Exercise details:
Can you copy out the forum thread word for word, beginning at the words "Here's something my" and stopping after "year old mind...."?
===== Given text
I wouldn't do anything else besides quoting dayjoborchestra videos:

Applejuice, apple juice in the clouds...

Go fuck a fruit basket.


----------



## White Cluster (Jun 7, 2010)

I Swallow the ancient parable. Eat the gods that vomit life through skylite rectums. Beseech the virgin sisters of Jesus to offer bloody twinkies upon the alter of desire,in effect to see. Un fuck but why?


----------



## auxioluck (Jun 7, 2010)

Buddha has a ghost penis in your cereal.


----------



## CoachZ (Jun 7, 2010)

Bacon flavored porkchop


----------



## auxioluck (Jun 7, 2010)

So I was punching this baby in the face, right....


----------



## White Cluster (Jun 7, 2010)

Ya'll think you can step to Rambo
That's just a buncha mambajahambo


----------



## asmegin_slayer (Jun 7, 2010)

Oh my penis town..


----------



## right_to_rage (Jun 7, 2010)

The trees are nice, but only to me.


----------



## Marv Attaxx (Jun 7, 2010)

^Nah man, I like trees too!
They're so smooth and jolly and they never complain to make me a sandwich. They never make me a sandwich though. Which kinda sucks.
...

Trees fucking suck


----------



## vampiregenocide (Jun 7, 2010)

I find the best thing about baby meat is it's tenderness. As such, soft creamy sauces tend to compliment the meat well. I like to go for a baby fillet with white wine and mushroom sauce, with some spinach on the side.


----------



## Chickenhawk (Jun 7, 2010)

I put the STD in 'stud'. All I need is U.


----------



## vampiregenocide (Jun 7, 2010)

infinitycomplex said:


> I put the STD in 'stud'. All I need is U.


 
I just used that as a chat up line, I'll let you know how things go.


----------



## BrainArt (Jun 9, 2010)

infinitycomplex said:


> I put the STD in 'stud'. All I need is U.



I thought it couldn't get any better than this.........



vampiregenocide said:


> I just used that as a chat up line, I'll let you know how things go.



Then I saw this, and almost spit out my food. 



Here's something my little sister just said: "The evil elephant man is going to take the test!"

I seriously wonder sometimes what goes on in her 8 year old mind.... 


I like to be awake at half past 13 and to go to sleep at a quarter to purple, especially on a mongoose.


----------



## leandroab (Jun 9, 2010)

Fundamentos de Física. Gravitação, ondas e termodinâmica. Halliday Resnick Walker.

7ª edição


----------



## Despised_0515 (Jun 9, 2010)

Call me, Falling Tree!

Who payed for this floor? I didn't pay for no floor.

Not my chair, not my problem, that's what I say.


----------



## BrainArt (Jun 9, 2010)

Wowa whoowha! King in the castle, king in the castle! I have a chair, I have a chair! King in the castle!
==========
===== Recorded information
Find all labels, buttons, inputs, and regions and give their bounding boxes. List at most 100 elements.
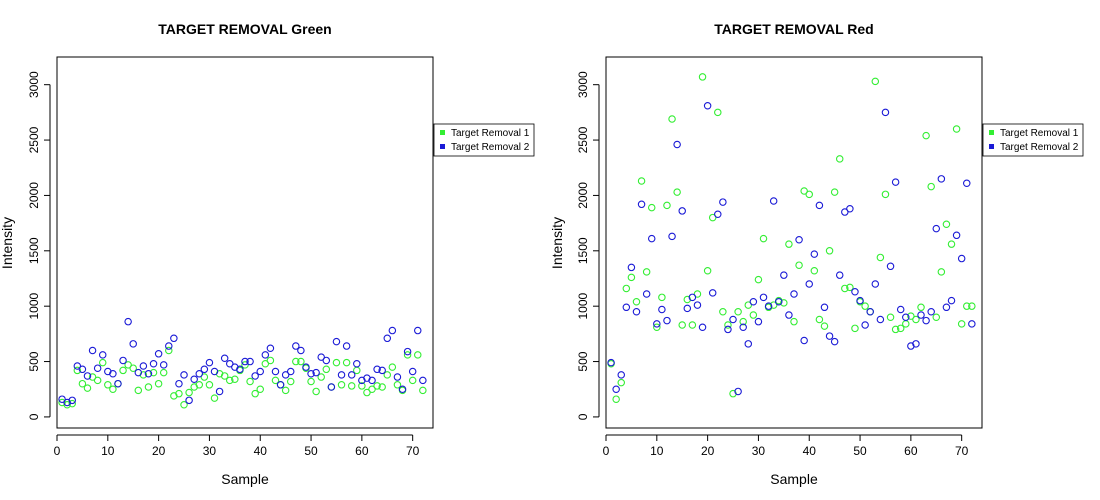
- data-point: [734, 307, 742, 316]
- data-point: [861, 321, 869, 329]
- data-point: [891, 178, 900, 186]
- data-point: [175, 379, 183, 388]
- data-point: [378, 383, 386, 391]
- data-point: [698, 323, 707, 331]
- data-point: [917, 311, 925, 319]
- data-point: [205, 381, 214, 389]
- x-tick-label: 40: [254, 444, 268, 458]
- data-point: [403, 351, 412, 359]
- data-point: [73, 366, 82, 375]
- data-point: [342, 342, 351, 350]
- data-point: [805, 190, 813, 199]
- data-point: [876, 253, 885, 262]
- data-point: [251, 389, 259, 398]
- data-point: [383, 371, 392, 379]
- data-point: [388, 326, 397, 335]
- data-point: [393, 381, 402, 389]
- x-tick-label: 0: [603, 444, 610, 458]
- data-point: [297, 357, 305, 366]
- data-point: [820, 322, 829, 330]
- x-tick-label: 60: [904, 444, 918, 458]
- data-point: [185, 396, 193, 405]
- data-point: [180, 371, 188, 379]
- data-point: [358, 382, 366, 390]
- data-point: [612, 385, 620, 393]
- data-point: [215, 387, 224, 396]
- data-point: [363, 388, 371, 397]
- data-point: [917, 303, 925, 312]
- data-point: [292, 357, 300, 366]
- data-point: [617, 378, 625, 387]
- data-point: [957, 320, 966, 328]
- data-point: [200, 373, 209, 381]
- data-point: [688, 321, 697, 329]
- data-point: [383, 334, 392, 343]
- y-tick-label: 2000: [576, 182, 590, 209]
- data-point: [668, 232, 676, 241]
- data-point: [378, 366, 386, 375]
- data-point: [154, 350, 163, 358]
- data-point: [693, 301, 702, 309]
- data-point: [714, 108, 722, 117]
- x-tick-label: 60: [355, 444, 369, 458]
- data-point: [297, 346, 305, 355]
- x-axis-label: Sample: [221, 471, 269, 487]
- data-point: [754, 275, 763, 284]
- data-point: [647, 203, 656, 212]
- data-point: [698, 73, 707, 81]
- data-point: [790, 290, 798, 298]
- data-point: [790, 317, 798, 326]
- data-point: [708, 213, 717, 222]
- chart-title: TARGET REMOVAL Red: [714, 21, 873, 37]
- data-point: [907, 312, 915, 320]
- data-point: [78, 365, 87, 374]
- data-point: [220, 354, 229, 362]
- data-point: [902, 313, 910, 322]
- data-point: [937, 175, 946, 183]
- data-point: [68, 396, 76, 405]
- data-point: [942, 303, 951, 312]
- data-point: [109, 385, 117, 393]
- data-point: [144, 369, 153, 378]
- data-point: [332, 337, 341, 346]
- data-point: [205, 358, 214, 367]
- data-point: [647, 234, 656, 243]
- data-point: [678, 321, 686, 329]
- data-point: [815, 315, 824, 324]
- data-point: [637, 177, 646, 185]
- data-point: [795, 261, 803, 269]
- y-tick-label: 1000: [576, 293, 590, 320]
- data-point: [317, 353, 325, 361]
- data-point: [78, 379, 87, 388]
- x-tick-label: 20: [152, 444, 166, 458]
- data-point: [754, 317, 763, 326]
- data-point: [88, 346, 97, 355]
- legend-swatch-target-removal-1: [440, 130, 445, 135]
- data-point: [419, 386, 427, 395]
- data-point: [947, 240, 956, 248]
- data-point: [185, 388, 193, 397]
- data-point: [317, 373, 325, 381]
- data-point: [414, 326, 422, 335]
- data-point: [835, 155, 844, 163]
- legend-label-target-removal-1: Target Removal 1: [451, 128, 530, 139]
- data-point: [114, 379, 122, 388]
- y-tick-label: 0: [576, 413, 590, 420]
- data-point: [93, 376, 102, 385]
- x-tick-label: 50: [853, 444, 867, 458]
- data-point: [353, 360, 361, 368]
- data-point: [134, 386, 143, 395]
- chart-title: TARGET REMOVAL Green: [158, 21, 331, 37]
- data-point: [124, 317, 132, 326]
- data-point: [276, 381, 285, 389]
- data-point: [714, 210, 722, 219]
- data-point: [261, 351, 270, 359]
- data-point: [134, 368, 143, 377]
- data-point: [256, 385, 264, 393]
- data-point: [627, 263, 636, 272]
- data-point: [942, 220, 951, 228]
- data-point: [119, 366, 127, 375]
- y-tick-label: 500: [576, 351, 590, 371]
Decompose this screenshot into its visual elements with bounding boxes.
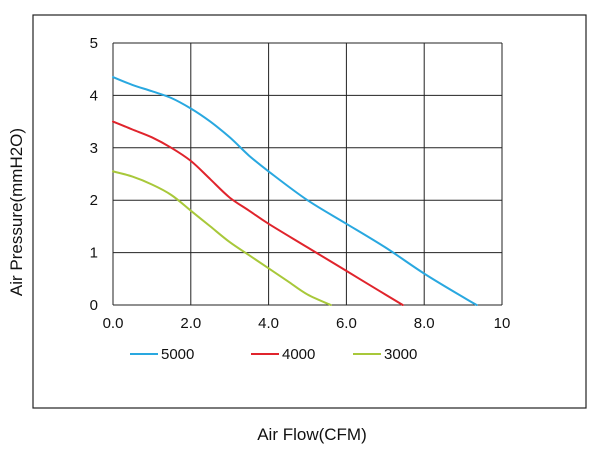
series-lines — [112, 76, 478, 306]
y-axis-title: Air Pressure(mmH2O) — [7, 128, 26, 296]
x-tick-label: 10 — [494, 315, 511, 332]
x-tick-label: 8.0 — [414, 315, 435, 332]
y-tick-label: 5 — [90, 35, 98, 52]
x-axis-title: Air Flow(CFM) — [257, 425, 367, 444]
legend-label-3000: 3000 — [384, 346, 417, 363]
chart-frame — [32, 14, 587, 409]
legend-label-5000: 5000 — [161, 346, 194, 363]
x-tick-label: 0.0 — [103, 315, 124, 332]
legend-label-4000: 4000 — [282, 346, 315, 363]
series-line-4000 — [112, 120, 404, 306]
series-line-3000 — [112, 170, 332, 306]
x-tick-label: 2.0 — [180, 315, 201, 332]
y-tick-label: 3 — [90, 140, 98, 157]
legend: 5000 4000 3000 — [130, 346, 417, 363]
y-tick-label: 1 — [90, 245, 98, 262]
y-tick-label: 2 — [90, 192, 98, 209]
series-line-5000 — [112, 76, 478, 306]
grid — [112, 42, 503, 306]
x-tick-label: 6.0 — [336, 315, 357, 332]
tick-labels: 0.0 2.0 4.0 6.0 8.0 10 0 1 2 3 4 5 — [90, 35, 511, 332]
y-tick-label: 4 — [90, 87, 98, 104]
x-tick-label: 4.0 — [258, 315, 279, 332]
y-tick-label: 0 — [90, 297, 98, 314]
==========
Final result:
Here's something my little sister just said: "The evil elephant man is going to take the test!"

I seriously wonder sometimes what goes on in her 8 year old mind....